START INPUT FOR THIS TASK
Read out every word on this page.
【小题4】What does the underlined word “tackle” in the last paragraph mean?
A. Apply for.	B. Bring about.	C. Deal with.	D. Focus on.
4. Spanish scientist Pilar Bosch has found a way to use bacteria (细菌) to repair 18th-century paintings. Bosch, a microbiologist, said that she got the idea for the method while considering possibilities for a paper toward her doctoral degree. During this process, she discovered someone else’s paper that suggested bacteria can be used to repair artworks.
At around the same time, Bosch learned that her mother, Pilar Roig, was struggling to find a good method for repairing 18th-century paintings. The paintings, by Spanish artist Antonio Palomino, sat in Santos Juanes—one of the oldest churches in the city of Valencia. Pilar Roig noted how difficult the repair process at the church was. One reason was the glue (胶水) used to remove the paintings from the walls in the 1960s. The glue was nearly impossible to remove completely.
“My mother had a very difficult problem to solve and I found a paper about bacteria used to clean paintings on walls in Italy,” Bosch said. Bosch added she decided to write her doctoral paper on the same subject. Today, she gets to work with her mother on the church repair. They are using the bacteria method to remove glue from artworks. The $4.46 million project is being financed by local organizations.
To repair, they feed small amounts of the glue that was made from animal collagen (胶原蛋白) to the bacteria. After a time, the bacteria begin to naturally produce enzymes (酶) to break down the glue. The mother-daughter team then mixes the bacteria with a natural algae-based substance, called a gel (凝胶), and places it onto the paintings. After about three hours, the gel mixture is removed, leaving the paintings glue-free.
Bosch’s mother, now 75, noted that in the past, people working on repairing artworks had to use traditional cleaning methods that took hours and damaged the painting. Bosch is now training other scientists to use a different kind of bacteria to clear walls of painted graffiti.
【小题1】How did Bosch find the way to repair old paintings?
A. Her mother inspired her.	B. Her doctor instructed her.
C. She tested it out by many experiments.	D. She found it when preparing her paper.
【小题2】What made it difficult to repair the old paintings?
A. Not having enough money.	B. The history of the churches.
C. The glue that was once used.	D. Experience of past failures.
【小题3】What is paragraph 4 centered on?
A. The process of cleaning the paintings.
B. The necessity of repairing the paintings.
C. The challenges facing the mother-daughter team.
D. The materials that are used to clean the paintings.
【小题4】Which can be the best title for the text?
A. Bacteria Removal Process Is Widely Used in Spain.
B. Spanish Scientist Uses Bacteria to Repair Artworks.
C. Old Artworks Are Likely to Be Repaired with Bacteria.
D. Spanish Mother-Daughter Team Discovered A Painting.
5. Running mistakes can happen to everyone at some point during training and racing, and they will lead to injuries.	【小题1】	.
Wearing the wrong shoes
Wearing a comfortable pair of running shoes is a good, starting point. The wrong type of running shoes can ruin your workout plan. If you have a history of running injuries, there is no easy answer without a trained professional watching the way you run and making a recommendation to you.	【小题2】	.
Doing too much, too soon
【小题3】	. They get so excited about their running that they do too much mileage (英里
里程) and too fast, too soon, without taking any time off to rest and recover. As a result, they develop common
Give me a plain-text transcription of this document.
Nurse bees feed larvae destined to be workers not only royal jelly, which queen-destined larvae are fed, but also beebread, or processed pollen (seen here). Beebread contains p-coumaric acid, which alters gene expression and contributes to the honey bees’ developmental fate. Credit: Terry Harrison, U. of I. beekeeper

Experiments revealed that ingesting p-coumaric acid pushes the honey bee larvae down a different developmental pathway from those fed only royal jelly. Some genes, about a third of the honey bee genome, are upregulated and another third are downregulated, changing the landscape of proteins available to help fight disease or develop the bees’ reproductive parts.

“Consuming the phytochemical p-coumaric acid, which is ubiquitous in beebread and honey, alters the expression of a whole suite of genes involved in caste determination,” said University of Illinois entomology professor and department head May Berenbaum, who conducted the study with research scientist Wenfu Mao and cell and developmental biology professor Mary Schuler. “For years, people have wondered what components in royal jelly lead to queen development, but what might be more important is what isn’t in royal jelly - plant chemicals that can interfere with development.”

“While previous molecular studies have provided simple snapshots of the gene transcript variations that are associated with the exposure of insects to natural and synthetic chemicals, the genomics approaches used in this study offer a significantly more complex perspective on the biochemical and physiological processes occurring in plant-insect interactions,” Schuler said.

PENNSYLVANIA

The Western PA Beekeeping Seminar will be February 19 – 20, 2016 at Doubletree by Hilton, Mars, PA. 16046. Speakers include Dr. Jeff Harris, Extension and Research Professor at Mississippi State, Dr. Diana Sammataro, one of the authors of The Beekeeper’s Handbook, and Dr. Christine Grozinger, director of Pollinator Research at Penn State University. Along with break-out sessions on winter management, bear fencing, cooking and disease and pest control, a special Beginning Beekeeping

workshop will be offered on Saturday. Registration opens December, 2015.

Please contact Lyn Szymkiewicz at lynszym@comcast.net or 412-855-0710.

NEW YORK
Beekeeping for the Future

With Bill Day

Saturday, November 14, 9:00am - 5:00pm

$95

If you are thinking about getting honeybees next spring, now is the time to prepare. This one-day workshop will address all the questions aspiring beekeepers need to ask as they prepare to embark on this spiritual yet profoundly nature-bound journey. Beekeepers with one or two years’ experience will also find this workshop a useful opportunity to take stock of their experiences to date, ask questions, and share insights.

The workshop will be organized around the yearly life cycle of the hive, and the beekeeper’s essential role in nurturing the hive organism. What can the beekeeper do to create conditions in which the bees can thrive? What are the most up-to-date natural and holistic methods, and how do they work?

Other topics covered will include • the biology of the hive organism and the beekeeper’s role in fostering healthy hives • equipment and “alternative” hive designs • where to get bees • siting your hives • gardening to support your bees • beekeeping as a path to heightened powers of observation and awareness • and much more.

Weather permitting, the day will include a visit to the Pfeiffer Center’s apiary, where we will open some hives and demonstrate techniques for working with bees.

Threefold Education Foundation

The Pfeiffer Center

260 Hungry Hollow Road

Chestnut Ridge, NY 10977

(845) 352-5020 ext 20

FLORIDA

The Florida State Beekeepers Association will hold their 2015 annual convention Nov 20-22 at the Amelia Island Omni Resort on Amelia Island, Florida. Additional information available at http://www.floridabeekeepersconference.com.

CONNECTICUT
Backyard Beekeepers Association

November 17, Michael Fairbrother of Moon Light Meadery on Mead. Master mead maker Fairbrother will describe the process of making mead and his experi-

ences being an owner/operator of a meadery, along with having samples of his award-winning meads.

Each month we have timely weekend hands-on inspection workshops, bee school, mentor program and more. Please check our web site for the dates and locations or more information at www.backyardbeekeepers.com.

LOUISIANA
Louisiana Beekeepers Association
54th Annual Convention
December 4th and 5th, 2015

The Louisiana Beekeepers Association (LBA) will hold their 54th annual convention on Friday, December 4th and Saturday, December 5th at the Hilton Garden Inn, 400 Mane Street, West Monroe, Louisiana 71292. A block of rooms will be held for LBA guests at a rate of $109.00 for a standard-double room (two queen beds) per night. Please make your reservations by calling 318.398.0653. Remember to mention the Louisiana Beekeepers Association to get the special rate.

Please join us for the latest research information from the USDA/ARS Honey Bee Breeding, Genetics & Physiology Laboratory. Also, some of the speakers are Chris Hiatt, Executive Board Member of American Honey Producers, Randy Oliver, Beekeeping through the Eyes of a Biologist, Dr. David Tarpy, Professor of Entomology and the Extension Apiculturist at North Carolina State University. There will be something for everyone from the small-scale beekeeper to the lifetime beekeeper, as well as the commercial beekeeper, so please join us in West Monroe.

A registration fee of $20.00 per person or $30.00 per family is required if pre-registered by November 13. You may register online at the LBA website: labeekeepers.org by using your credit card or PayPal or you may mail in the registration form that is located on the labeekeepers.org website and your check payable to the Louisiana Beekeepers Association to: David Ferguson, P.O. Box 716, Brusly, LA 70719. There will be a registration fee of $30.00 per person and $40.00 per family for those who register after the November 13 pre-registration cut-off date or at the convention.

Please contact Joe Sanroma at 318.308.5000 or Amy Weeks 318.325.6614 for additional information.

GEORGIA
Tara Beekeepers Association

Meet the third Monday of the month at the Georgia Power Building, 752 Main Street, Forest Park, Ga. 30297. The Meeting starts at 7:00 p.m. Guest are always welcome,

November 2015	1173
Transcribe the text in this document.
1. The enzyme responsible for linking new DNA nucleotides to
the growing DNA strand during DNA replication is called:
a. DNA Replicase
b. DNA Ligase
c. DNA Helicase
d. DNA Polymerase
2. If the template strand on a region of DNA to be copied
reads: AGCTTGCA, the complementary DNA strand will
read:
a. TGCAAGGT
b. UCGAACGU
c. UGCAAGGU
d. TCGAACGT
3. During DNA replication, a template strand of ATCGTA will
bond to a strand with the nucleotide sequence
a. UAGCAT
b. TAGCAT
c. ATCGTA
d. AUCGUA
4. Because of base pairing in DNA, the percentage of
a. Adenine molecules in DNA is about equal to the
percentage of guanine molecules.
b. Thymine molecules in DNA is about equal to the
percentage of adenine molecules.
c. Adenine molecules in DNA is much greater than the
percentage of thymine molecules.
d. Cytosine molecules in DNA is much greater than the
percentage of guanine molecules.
END INPUT FOR THIS TASK
§ **INSTRUCTIONS TO FOLLOW**
The lines to return are those in the records above that hold the word "third".

§ **TASK SOLUTION**
Experiments revealed that ingesting p-coumaric acid pushes the honey bee larvae down a different developmental pathway from those fed only royal jelly. Some genes, about a third of the honey bee genome, are upregulated and another third are downregulated, changing the landscape of proteins available to help fight disease or develop the bees’ reproductive parts.
Meet the third Monday of the month at the Georgia Power Building, 752 Main Street, Forest Park, Ga. 30297. The Meeting starts at 7:00 p.m. Guest are always welcome,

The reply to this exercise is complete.